• _Requirements_
What is the number of lines in the data that hold the string "DEPORTES"? Reply with that number only.

• _Records for processing_
-=-=-

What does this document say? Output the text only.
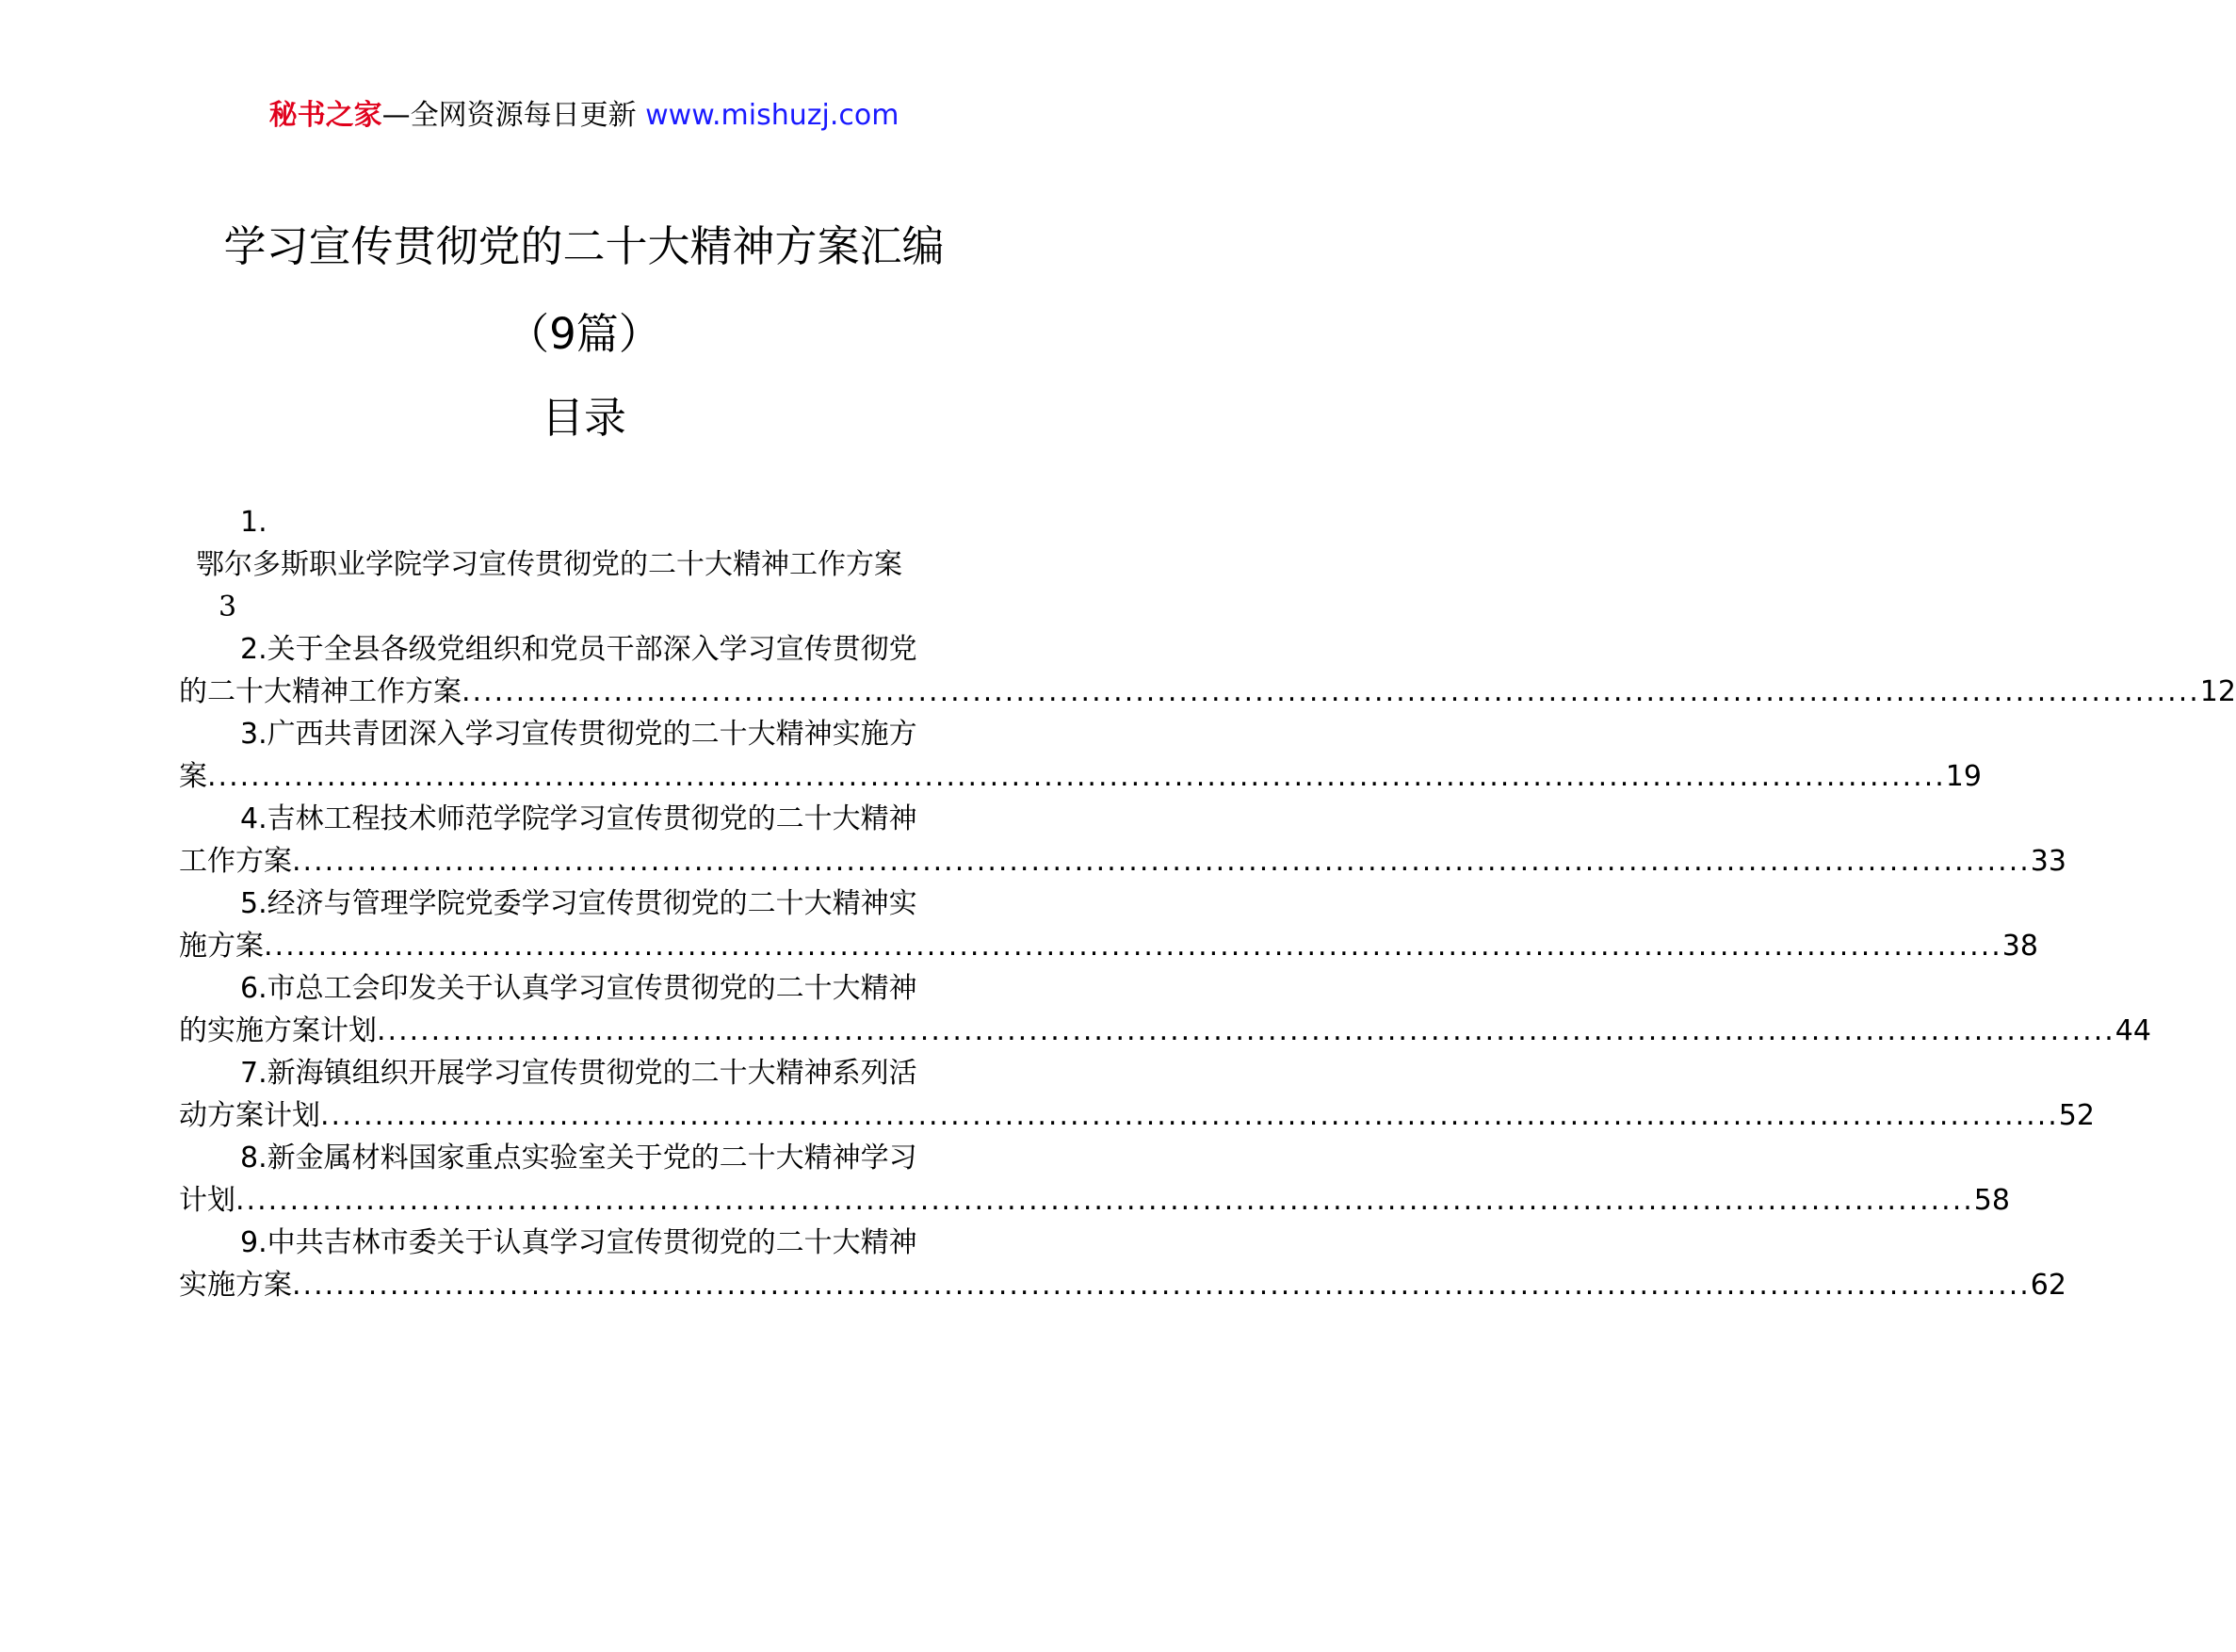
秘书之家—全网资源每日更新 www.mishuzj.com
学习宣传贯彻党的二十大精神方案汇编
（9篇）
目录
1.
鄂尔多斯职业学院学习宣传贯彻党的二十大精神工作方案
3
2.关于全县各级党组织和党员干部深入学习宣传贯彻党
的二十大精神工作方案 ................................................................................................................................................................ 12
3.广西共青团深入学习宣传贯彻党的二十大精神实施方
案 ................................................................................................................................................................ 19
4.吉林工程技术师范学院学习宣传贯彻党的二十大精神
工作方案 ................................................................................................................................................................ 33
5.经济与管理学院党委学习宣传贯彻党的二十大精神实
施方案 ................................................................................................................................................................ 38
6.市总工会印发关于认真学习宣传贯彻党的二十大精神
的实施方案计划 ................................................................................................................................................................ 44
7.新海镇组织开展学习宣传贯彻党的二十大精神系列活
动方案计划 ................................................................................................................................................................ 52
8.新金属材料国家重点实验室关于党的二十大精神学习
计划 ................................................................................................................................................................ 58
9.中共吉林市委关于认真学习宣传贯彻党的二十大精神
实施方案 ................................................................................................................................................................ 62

-=-=-

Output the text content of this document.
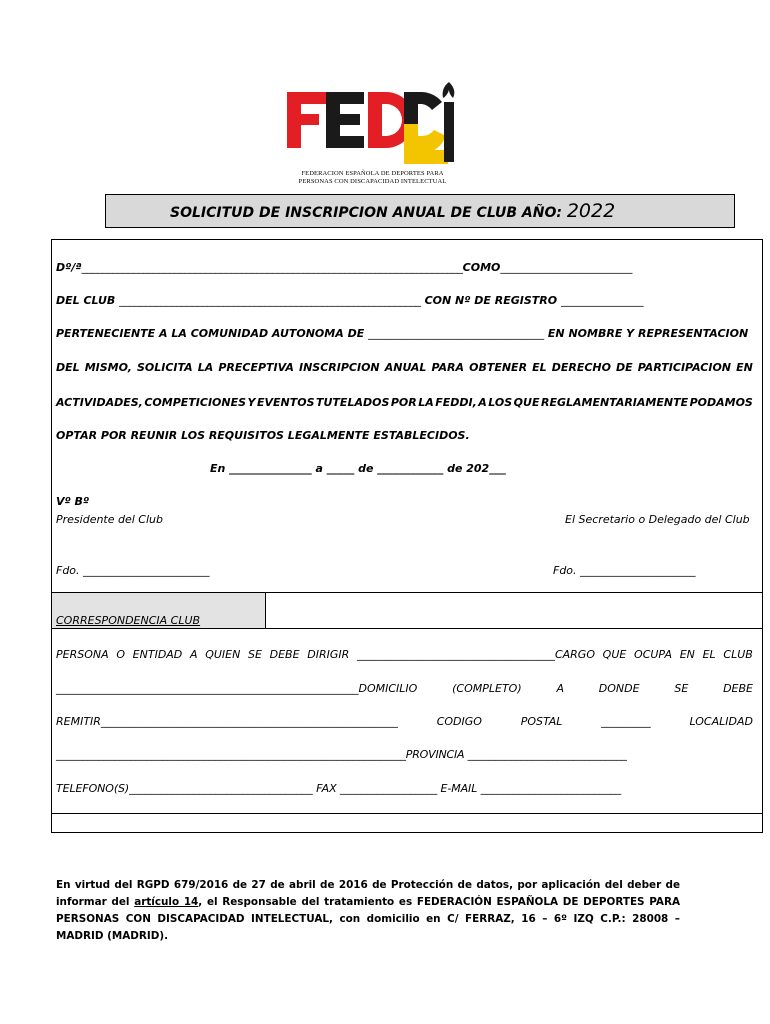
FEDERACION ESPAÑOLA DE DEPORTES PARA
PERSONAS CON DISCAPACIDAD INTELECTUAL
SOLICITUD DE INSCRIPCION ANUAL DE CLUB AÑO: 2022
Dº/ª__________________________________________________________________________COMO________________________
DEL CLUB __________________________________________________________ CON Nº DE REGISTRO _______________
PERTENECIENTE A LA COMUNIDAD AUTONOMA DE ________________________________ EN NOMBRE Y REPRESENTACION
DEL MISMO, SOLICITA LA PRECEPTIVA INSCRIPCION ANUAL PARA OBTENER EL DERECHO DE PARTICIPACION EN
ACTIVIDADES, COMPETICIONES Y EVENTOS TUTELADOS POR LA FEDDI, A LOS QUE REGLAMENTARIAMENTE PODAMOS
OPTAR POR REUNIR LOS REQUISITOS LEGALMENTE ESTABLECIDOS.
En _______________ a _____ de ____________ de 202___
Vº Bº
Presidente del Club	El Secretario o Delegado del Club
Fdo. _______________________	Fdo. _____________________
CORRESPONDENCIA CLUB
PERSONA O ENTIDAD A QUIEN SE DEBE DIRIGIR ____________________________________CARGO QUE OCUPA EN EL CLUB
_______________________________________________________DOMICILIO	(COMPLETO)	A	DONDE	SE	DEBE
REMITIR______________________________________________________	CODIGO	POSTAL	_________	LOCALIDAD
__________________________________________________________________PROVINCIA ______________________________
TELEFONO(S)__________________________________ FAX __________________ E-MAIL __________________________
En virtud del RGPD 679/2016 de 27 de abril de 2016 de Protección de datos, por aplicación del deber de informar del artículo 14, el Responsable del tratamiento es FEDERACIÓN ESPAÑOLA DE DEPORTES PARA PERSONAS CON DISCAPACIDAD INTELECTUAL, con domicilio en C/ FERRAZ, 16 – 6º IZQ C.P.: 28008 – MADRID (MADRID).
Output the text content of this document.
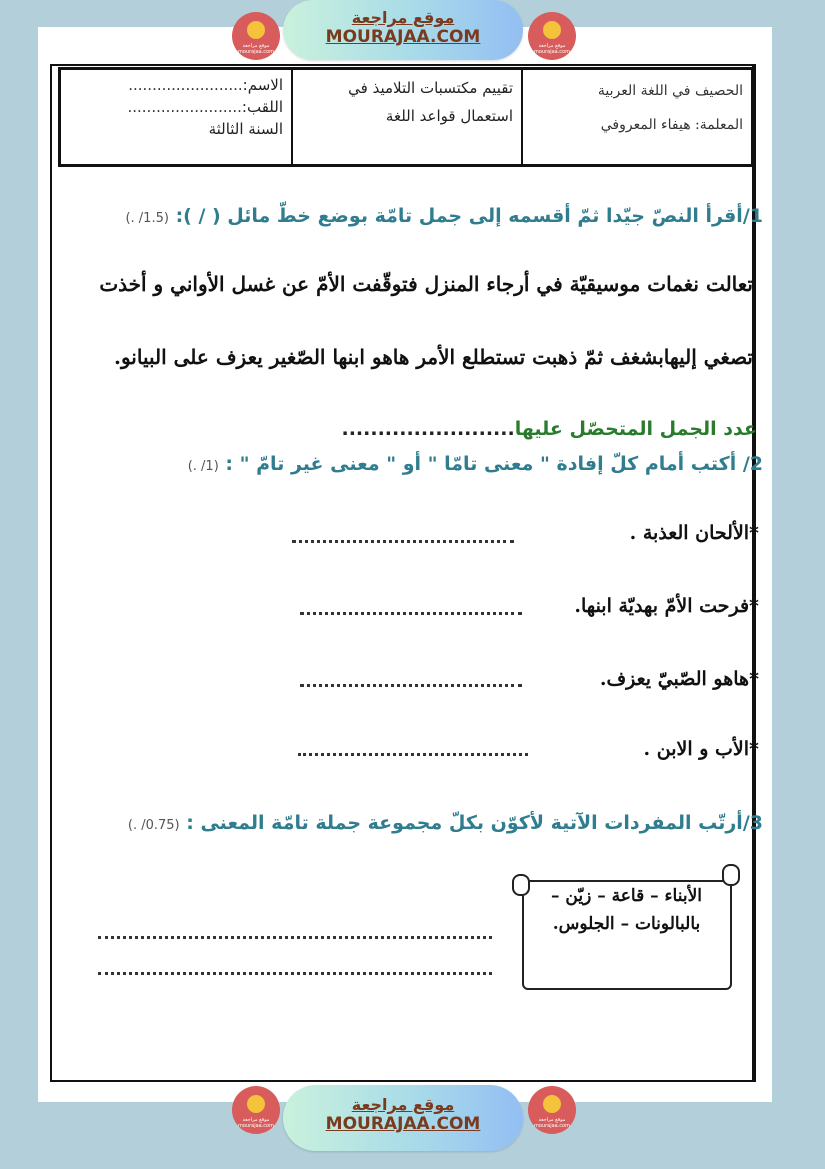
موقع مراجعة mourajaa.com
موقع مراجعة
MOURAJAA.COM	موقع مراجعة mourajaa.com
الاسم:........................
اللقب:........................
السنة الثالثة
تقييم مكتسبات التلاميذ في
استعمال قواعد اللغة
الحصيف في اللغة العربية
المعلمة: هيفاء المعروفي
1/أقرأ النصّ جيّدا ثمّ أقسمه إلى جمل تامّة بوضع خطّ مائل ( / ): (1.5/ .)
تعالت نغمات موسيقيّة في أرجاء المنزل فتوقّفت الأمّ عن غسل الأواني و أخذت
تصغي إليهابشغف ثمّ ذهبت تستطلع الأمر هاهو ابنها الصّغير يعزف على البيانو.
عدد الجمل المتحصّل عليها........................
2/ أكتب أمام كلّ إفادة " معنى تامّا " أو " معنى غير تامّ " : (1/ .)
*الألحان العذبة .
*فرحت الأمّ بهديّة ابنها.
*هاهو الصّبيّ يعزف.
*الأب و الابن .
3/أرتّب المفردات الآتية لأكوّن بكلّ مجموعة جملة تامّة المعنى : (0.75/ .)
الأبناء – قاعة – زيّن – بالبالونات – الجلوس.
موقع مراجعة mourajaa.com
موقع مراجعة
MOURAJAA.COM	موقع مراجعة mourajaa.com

-=-=-

• _Solution_
2